◆ **Exercise task**
Show each line from the listing that includes the word "указанным".

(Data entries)
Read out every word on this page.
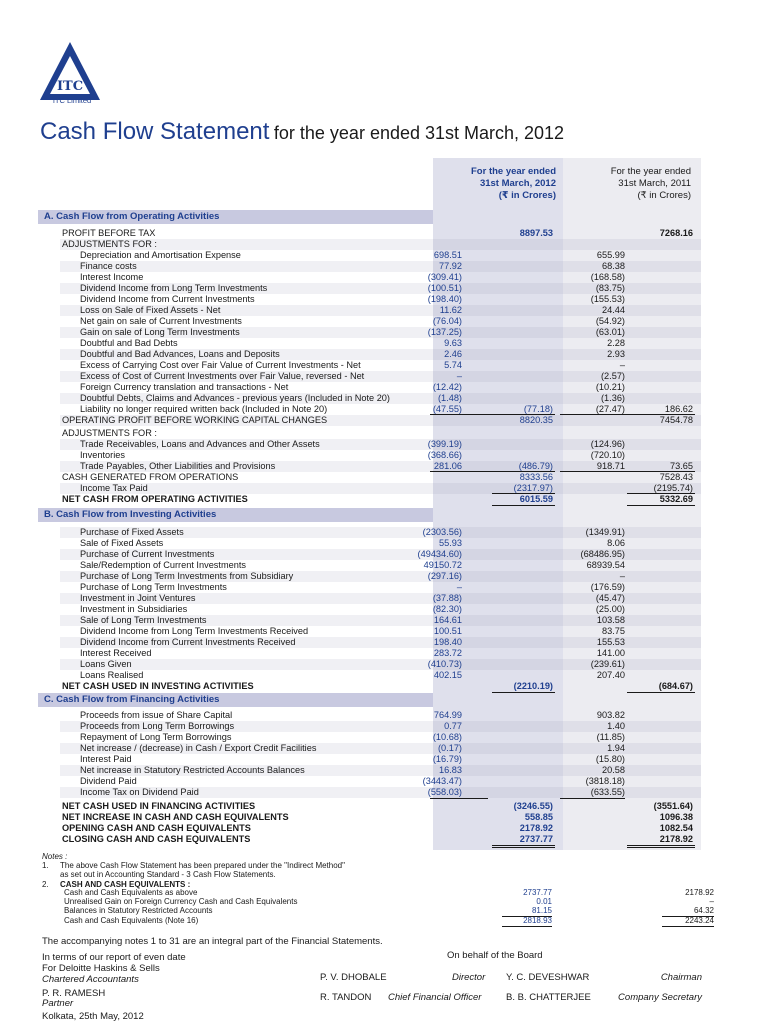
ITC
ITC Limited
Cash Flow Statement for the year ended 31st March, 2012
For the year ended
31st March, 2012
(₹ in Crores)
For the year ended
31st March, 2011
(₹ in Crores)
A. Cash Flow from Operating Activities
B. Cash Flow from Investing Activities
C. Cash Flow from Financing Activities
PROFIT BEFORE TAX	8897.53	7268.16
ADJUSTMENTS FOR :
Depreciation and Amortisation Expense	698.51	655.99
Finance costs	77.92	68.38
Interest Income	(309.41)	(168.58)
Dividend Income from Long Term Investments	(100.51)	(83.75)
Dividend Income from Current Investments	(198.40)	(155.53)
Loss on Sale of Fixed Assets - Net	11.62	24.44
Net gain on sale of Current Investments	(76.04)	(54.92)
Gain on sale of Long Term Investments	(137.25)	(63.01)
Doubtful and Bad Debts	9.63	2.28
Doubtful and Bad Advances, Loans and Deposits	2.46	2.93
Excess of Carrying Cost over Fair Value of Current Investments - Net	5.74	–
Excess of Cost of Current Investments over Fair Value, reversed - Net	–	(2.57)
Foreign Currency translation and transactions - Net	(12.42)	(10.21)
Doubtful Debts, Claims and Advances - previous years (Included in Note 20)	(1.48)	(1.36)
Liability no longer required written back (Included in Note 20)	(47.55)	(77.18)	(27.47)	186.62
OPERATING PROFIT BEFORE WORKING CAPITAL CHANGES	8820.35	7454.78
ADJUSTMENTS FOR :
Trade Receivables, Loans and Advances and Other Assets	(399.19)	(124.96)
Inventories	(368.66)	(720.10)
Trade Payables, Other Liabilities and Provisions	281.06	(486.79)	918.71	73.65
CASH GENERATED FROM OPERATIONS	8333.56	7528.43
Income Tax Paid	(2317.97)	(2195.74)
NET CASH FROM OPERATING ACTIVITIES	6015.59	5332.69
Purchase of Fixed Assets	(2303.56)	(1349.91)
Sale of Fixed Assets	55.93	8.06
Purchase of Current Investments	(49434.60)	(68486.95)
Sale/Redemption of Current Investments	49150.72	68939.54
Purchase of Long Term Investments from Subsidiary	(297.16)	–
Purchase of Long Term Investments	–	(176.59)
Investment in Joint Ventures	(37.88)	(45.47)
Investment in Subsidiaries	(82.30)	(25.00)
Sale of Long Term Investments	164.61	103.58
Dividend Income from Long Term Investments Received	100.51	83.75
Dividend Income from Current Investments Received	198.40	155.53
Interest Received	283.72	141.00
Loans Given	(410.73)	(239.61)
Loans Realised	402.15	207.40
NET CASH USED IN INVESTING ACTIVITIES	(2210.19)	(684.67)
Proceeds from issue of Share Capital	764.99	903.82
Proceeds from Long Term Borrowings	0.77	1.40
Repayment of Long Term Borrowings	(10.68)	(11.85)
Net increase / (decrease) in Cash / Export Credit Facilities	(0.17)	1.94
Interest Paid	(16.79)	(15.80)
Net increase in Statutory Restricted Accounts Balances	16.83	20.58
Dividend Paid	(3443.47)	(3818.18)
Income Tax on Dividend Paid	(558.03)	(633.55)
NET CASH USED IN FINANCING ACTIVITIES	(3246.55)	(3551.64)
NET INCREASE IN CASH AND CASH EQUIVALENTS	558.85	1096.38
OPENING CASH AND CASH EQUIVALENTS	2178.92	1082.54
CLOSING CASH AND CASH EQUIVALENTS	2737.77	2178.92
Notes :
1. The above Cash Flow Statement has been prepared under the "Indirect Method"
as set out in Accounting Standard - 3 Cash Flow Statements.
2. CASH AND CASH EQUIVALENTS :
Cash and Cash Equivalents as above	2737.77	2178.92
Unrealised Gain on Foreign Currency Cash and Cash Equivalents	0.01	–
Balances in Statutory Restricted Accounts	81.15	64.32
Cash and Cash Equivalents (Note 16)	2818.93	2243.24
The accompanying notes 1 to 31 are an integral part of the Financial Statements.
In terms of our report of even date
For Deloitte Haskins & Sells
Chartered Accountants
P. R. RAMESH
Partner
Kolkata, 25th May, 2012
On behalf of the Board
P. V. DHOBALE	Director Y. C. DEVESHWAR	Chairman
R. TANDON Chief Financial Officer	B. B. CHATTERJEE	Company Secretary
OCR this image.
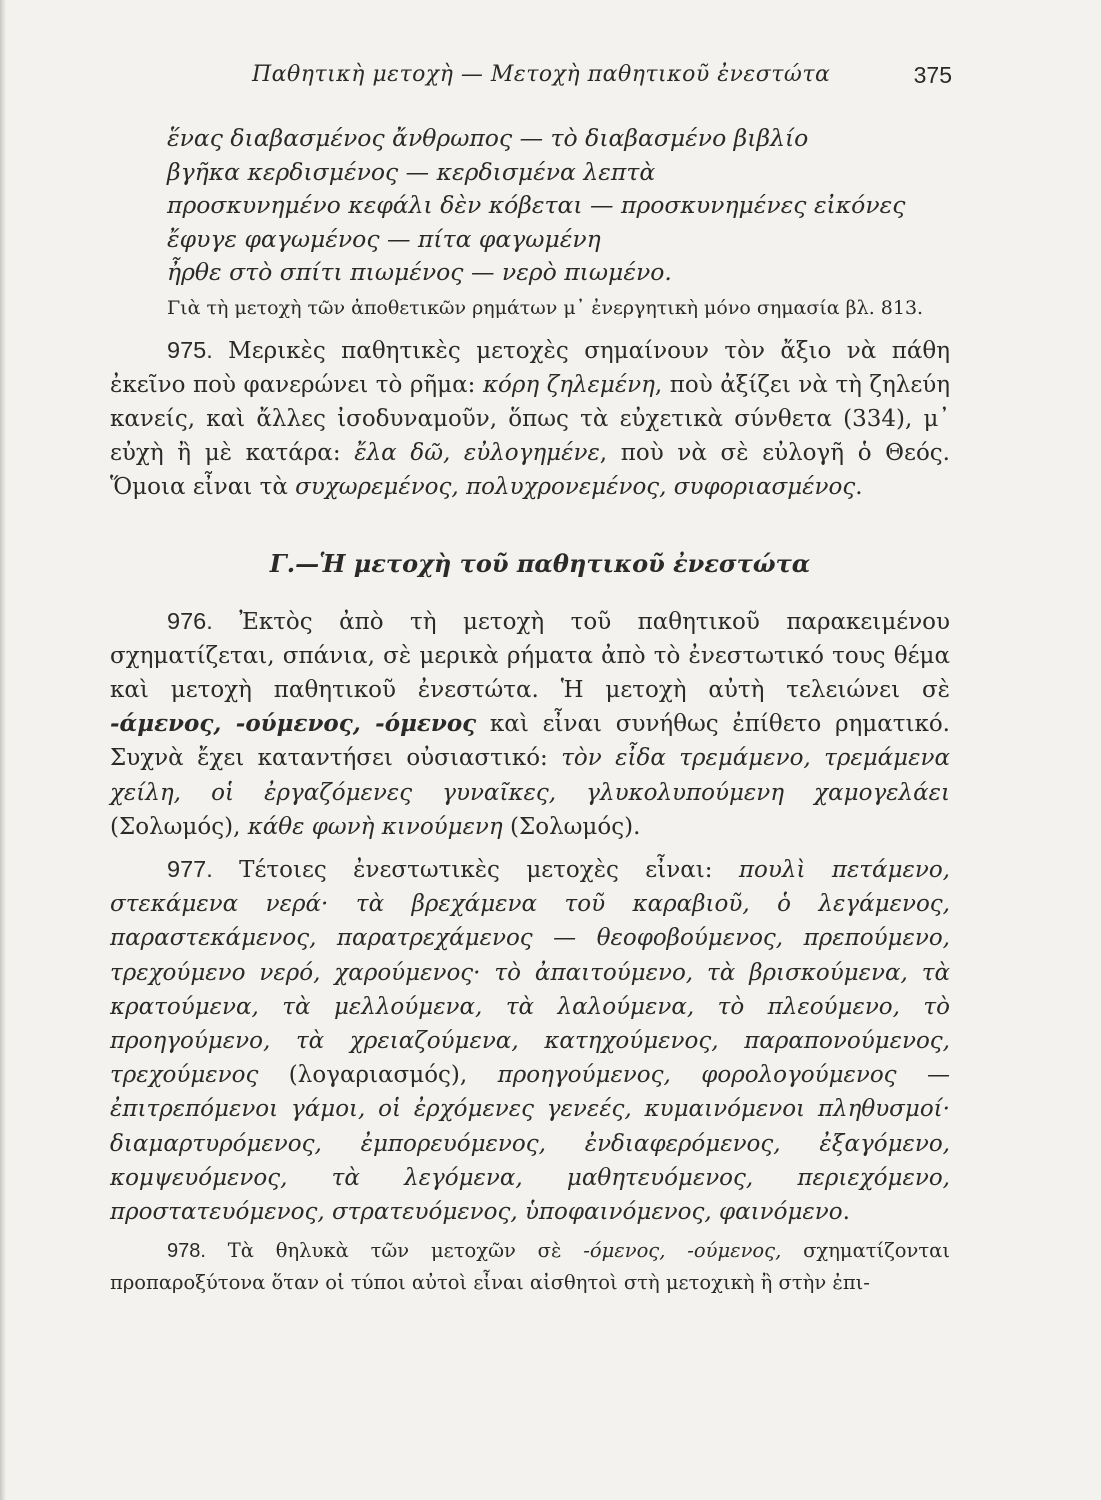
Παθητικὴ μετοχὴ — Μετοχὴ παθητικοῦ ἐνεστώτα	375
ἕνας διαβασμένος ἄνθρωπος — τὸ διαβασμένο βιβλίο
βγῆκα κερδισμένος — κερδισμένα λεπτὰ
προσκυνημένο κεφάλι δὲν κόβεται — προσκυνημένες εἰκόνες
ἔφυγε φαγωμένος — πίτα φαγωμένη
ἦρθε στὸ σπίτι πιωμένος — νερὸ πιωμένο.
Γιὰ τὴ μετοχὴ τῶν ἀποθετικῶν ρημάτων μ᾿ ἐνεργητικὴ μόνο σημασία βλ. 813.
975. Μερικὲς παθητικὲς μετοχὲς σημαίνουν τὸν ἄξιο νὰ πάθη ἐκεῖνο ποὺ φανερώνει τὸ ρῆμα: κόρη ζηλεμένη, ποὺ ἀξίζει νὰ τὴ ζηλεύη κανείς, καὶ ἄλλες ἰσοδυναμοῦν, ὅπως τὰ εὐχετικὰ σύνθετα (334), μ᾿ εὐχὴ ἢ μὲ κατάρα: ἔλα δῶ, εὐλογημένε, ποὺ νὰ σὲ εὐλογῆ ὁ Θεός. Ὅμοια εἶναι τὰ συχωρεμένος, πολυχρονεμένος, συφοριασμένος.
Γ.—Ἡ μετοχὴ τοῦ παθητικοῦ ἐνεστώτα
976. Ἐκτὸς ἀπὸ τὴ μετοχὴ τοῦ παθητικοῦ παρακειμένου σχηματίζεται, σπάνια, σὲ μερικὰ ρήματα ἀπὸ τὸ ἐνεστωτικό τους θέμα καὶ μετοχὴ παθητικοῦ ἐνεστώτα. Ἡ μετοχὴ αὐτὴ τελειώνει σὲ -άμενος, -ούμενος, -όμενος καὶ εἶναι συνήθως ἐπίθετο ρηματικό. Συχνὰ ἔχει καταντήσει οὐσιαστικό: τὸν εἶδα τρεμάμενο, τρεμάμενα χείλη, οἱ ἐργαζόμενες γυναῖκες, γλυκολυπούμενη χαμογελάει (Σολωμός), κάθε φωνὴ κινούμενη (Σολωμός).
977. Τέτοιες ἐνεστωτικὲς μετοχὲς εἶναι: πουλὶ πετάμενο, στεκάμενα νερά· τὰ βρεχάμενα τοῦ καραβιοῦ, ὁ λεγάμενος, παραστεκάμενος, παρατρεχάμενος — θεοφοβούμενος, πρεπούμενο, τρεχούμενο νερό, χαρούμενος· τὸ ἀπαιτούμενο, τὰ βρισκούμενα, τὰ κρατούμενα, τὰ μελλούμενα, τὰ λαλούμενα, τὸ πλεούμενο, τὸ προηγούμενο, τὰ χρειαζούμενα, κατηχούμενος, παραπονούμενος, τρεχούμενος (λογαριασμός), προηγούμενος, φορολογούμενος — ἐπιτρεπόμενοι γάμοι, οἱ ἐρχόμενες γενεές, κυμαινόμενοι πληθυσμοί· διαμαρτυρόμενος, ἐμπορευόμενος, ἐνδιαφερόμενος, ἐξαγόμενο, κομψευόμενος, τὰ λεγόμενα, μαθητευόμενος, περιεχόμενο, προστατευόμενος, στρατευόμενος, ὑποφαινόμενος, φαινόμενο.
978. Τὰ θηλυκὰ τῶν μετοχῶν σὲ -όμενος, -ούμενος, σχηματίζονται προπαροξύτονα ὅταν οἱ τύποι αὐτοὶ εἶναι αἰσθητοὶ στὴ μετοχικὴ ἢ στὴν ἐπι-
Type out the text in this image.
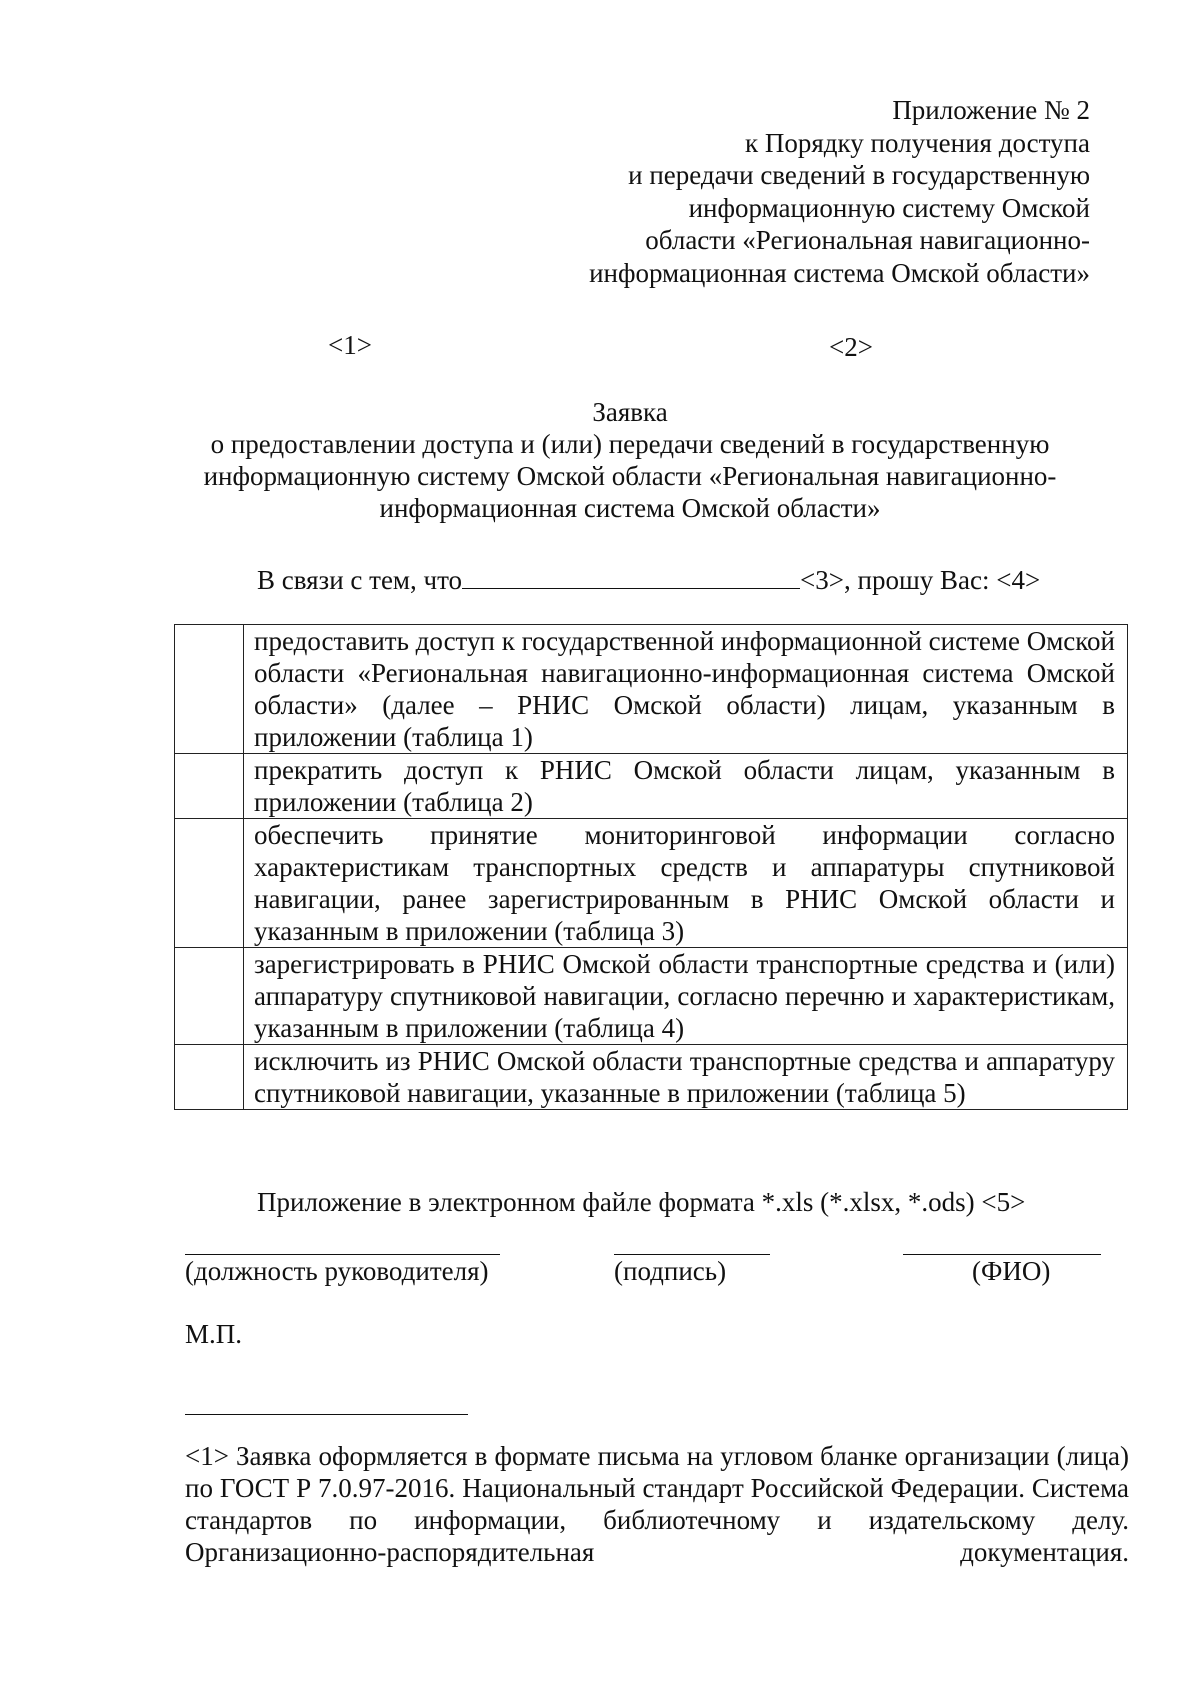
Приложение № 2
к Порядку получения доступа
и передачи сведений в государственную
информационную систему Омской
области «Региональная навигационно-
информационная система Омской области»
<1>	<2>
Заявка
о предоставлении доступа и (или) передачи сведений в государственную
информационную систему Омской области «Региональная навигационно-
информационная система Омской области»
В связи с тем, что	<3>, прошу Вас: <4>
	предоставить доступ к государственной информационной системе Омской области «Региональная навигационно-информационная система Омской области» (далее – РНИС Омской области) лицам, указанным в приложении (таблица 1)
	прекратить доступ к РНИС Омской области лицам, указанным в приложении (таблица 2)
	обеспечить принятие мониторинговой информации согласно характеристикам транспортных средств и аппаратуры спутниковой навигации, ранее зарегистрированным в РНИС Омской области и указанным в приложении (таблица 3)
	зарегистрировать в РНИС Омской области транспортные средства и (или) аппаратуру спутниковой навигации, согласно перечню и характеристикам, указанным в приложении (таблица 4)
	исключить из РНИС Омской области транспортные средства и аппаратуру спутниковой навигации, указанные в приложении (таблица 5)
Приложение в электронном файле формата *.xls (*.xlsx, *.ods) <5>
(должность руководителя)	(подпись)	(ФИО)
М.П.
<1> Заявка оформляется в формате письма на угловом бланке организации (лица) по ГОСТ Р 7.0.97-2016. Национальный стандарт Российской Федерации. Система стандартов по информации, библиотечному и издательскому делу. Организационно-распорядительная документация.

◆ **Task solution**
	предоставить доступ к государственной информационной системе Омской области «Региональная навигационно-информационная система Омской области» (далее – РНИС Омской области) лицам, указанным в приложении (таблица 1)
	прекратить доступ к РНИС Омской области лицам, указанным в приложении (таблица 2)
	обеспечить принятие мониторинговой информации согласно характеристикам транспортных средств и аппаратуры спутниковой навигации, ранее зарегистрированным в РНИС Омской области и указанным в приложении (таблица 3)
	зарегистрировать в РНИС Омской области транспортные средства и (или) аппаратуру спутниковой навигации, согласно перечню и характеристикам, указанным в приложении (таблица 4)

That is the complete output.